• YOUR GOAL: Your task is to copy the material exactly.

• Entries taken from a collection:

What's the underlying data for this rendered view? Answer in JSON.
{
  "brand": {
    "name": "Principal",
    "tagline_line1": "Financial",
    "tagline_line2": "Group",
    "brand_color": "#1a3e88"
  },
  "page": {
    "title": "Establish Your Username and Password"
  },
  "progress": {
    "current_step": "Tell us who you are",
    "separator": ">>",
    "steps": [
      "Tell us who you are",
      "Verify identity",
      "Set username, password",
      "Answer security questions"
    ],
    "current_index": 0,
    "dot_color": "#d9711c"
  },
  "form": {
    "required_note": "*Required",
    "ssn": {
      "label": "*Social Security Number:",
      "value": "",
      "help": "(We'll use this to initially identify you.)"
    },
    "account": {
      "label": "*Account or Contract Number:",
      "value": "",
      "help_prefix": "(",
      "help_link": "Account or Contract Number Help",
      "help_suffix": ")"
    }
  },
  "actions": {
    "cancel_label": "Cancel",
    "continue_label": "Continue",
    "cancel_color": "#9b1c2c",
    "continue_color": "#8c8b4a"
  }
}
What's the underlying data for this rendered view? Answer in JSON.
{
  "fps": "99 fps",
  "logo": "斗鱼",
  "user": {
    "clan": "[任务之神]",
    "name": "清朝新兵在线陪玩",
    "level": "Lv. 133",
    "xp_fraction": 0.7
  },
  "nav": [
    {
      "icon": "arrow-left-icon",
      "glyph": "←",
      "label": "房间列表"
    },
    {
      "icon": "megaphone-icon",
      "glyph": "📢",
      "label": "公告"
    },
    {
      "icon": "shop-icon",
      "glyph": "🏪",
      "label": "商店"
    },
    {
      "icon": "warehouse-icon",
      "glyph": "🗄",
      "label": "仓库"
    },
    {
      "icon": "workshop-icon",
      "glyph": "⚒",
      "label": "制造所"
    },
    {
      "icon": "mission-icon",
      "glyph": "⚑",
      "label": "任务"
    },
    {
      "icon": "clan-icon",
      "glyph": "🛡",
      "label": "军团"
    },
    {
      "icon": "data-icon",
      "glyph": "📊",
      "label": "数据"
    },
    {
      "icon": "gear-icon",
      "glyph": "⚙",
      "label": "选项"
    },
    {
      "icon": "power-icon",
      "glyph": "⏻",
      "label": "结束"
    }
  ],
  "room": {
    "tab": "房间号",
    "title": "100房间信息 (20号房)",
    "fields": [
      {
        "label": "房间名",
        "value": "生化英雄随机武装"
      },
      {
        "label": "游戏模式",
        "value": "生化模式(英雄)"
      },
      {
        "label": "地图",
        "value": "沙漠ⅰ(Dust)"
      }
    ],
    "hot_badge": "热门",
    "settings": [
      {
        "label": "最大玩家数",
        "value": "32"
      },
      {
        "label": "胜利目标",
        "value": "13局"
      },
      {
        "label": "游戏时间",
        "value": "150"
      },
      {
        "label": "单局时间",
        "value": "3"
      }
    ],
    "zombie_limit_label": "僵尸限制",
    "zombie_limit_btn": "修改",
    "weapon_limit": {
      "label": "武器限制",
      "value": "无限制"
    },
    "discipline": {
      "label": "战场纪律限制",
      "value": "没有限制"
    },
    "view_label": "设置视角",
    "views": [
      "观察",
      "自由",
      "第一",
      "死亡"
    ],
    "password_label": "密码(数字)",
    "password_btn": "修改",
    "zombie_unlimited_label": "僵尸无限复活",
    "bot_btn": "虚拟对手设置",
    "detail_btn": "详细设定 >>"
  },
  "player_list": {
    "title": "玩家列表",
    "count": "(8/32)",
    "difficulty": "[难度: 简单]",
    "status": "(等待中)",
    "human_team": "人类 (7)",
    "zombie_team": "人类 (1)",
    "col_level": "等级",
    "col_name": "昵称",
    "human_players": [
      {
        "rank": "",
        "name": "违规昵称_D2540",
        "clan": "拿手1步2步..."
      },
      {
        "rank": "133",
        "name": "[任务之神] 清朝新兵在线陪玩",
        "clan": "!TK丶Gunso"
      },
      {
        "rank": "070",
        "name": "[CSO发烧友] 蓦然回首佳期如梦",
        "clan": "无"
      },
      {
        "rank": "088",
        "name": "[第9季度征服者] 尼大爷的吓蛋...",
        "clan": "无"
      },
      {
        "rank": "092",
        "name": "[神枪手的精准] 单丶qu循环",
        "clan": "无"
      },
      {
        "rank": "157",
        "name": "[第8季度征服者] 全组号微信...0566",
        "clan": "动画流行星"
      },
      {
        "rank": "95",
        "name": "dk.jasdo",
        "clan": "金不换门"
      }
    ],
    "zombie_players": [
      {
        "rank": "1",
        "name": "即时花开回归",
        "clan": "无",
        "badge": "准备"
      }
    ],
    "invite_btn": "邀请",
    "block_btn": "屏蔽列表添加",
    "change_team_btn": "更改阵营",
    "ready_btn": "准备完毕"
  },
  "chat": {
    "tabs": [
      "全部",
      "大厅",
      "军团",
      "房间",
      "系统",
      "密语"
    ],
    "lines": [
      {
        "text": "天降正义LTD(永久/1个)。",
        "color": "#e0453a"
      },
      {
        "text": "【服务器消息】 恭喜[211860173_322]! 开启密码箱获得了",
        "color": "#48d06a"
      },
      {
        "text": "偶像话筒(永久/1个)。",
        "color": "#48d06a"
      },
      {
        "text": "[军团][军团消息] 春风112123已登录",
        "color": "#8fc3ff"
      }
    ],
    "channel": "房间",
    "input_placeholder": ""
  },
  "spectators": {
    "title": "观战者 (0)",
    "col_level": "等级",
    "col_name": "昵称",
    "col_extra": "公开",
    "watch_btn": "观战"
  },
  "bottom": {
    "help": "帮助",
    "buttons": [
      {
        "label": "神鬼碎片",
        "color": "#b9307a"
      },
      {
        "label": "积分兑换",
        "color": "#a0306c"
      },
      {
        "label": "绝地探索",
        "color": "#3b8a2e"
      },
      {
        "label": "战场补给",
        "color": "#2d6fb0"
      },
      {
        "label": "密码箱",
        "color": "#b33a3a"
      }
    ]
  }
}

• EXERCISE RESPONSE:
What's the underlying data for this rendered view? Answer in JSON.
{
  "brand": {
    "name": "Principal",
    "tagline_line1": "Financial",
    "tagline_line2": "Group",
    "brand_color": "#1a3e88"
  },
  "page": {
    "title": "Establish Your Username and Password"
  },
  "progress": {
    "current_step": "Tell us who you are",
    "separator": ">>",
    "steps": [
      "Tell us who you are",
      "Verify identity",
      "Set username, password",
      "Answer security questions"
    ],
    "current_index": 0,
    "dot_color": "#d9711c"
  },
  "form": {
    "required_note": "*Required",
    "ssn": {
      "label": "*Social Security Number:",
      "value": "",
      "help": "(We'll use this to initially identify you.)"
    },
    "account": {
      "label": "*Account or Contract Number:",
      "value": "",
      "help_prefix": "(",
      "help_link": "Account or Contract Number Help",
      "help_suffix": ")"
    }
  },
  "actions": {
    "cancel_label": "Cancel",
    "continue_label": "Continue",
    "cancel_color": "#9b1c2c",
    "continue_color": "#8c8b4a"
  }
}
What's the underlying data for this rendered view? Answer in JSON.
{
  "fps": "99 fps",
  "logo": "斗鱼",
  "user": {
    "clan": "[任务之神]",
    "name": "清朝新兵在线陪玩",
    "level": "Lv. 133",
    "xp_fraction": 0.7
  },
  "nav": [
    {
      "icon": "arrow-left-icon",
      "glyph": "←",
      "label": "房间列表"
    },
    {
      "icon": "megaphone-icon",
      "glyph": "📢",
      "label": "公告"
    },
    {
      "icon": "shop-icon",
      "glyph": "🏪",
      "label": "商店"
    },
    {
      "icon": "warehouse-icon",
      "glyph": "🗄",
      "label": "仓库"
    },
    {
      "icon": "workshop-icon",
      "glyph": "⚒",
      "label": "制造所"
    },
    {
      "icon": "mission-icon",
      "glyph": "⚑",
      "label": "任务"
    },
    {
      "icon": "clan-icon",
      "glyph": "🛡",
      "label": "军团"
    },
    {
      "icon": "data-icon",
      "glyph": "📊",
      "label": "数据"
    },
    {
      "icon": "gear-icon",
      "glyph": "⚙",
      "label": "选项"
    },
    {
      "icon": "power-icon",
      "glyph": "⏻",
      "label": "结束"
    }
  ],
  "room": {
    "tab": "房间号",
    "title": "100房间信息 (20号房)",
    "fields": [
      {
        "label": "房间名",
        "value": "生化英雄随机武装"
      },
      {
        "label": "游戏模式",
        "value": "生化模式(英雄)"
      },
      {
        "label": "地图",
        "value": "沙漠ⅰ(Dust)"
      }
    ],
    "hot_badge": "热门",
    "settings": [
      {
        "label": "最大玩家数",
        "value": "32"
      },
      {
        "label": "胜利目标",
        "value": "13局"
      },
      {
        "label": "游戏时间",
        "value": "150"
      },
      {
        "label": "单局时间",
        "value": "3"
      }
    ],
    "zombie_limit_label": "僵尸限制",
    "zombie_limit_btn": "修改",
    "weapon_limit": {
      "label": "武器限制",
      "value": "无限制"
    },
    "discipline": {
      "label": "战场纪律限制",
      "value": "没有限制"
    },
    "view_label": "设置视角",
    "views": [
      "观察",
      "自由",
      "第一",
      "死亡"
    ],
    "password_label": "密码(数字)",
    "password_btn": "修改",
    "zombie_unlimited_label": "僵尸无限复活",
    "bot_btn": "虚拟对手设置",
    "detail_btn": "详细设定 >>"
  },
  "player_list": {
    "title": "玩家列表",
    "count": "(8/32)",
    "difficulty": "[难度: 简单]",
    "status": "(等待中)",
    "human_team": "人类 (7)",
    "zombie_team": "人类 (1)",
    "col_level": "等级",
    "col_name": "昵称",
    "human_players": [
      {
        "rank": "",
        "name": "违规昵称_D2540",
        "clan": "拿手1步2步..."
      },
      {
        "rank": "133",
        "name": "[任务之神] 清朝新兵在线陪玩",
        "clan": "!TK丶Gunso"
      },
      {
        "rank": "070",
        "name": "[CSO发烧友] 蓦然回首佳期如梦",
        "clan": "无"
      },
      {
        "rank": "088",
        "name": "[第9季度征服者] 尼大爷的吓蛋...",
        "clan": "无"
      },
      {
        "rank": "092",
        "name": "[神枪手的精准] 单丶qu循环",
        "clan": "无"
      },
      {
        "rank": "157",
        "name": "[第8季度征服者] 全组号微信...0566",
        "clan": "动画流行星"
      },
      {
        "rank": "95",
        "name": "dk.jasdo",
        "clan": "金不换门"
      }
    ],
    "zombie_players": [
      {
        "rank": "1",
        "name": "即时花开回归",
        "clan": "无",
        "badge": "准备"
      }
    ],
    "invite_btn": "邀请",
    "block_btn": "屏蔽列表添加",
    "change_team_btn": "更改阵营",
    "ready_btn": "准备完毕"
  },
  "chat": {
    "tabs": [
      "全部",
      "大厅",
      "军团",
      "房间",
      "系统",
      "密语"
    ],
    "lines": [
      {
        "text": "天降正义LTD(永久/1个)。",
        "color": "#e0453a"
      },
      {
        "text": "【服务器消息】 恭喜[211860173_322]! 开启密码箱获得了",
        "color": "#48d06a"
      },
      {
        "text": "偶像话筒(永久/1个)。",
        "color": "#48d06a"
      },
      {
        "text": "[军团][军团消息] 春风112123已登录",
        "color": "#8fc3ff"
      }
    ],
    "channel": "房间",
    "input_placeholder": ""
  },
  "spectators": {
    "title": "观战者 (0)",
    "col_level": "等级",
    "col_name": "昵称",
    "col_extra": "公开",
    "watch_btn": "观战"
  },
  "bottom": {
    "help": "帮助",
    "buttons": [
      {
        "label": "神鬼碎片",
        "color": "#b9307a"
      },
      {
        "label": "积分兑换",
        "color": "#a0306c"
      },
      {
        "label": "绝地探索",
        "color": "#3b8a2e"
      },
      {
        "label": "战场补给",
        "color": "#2d6fb0"
      },
      {
        "label": "密码箱",
        "color": "#b33a3a"
      }
    ]
  }
}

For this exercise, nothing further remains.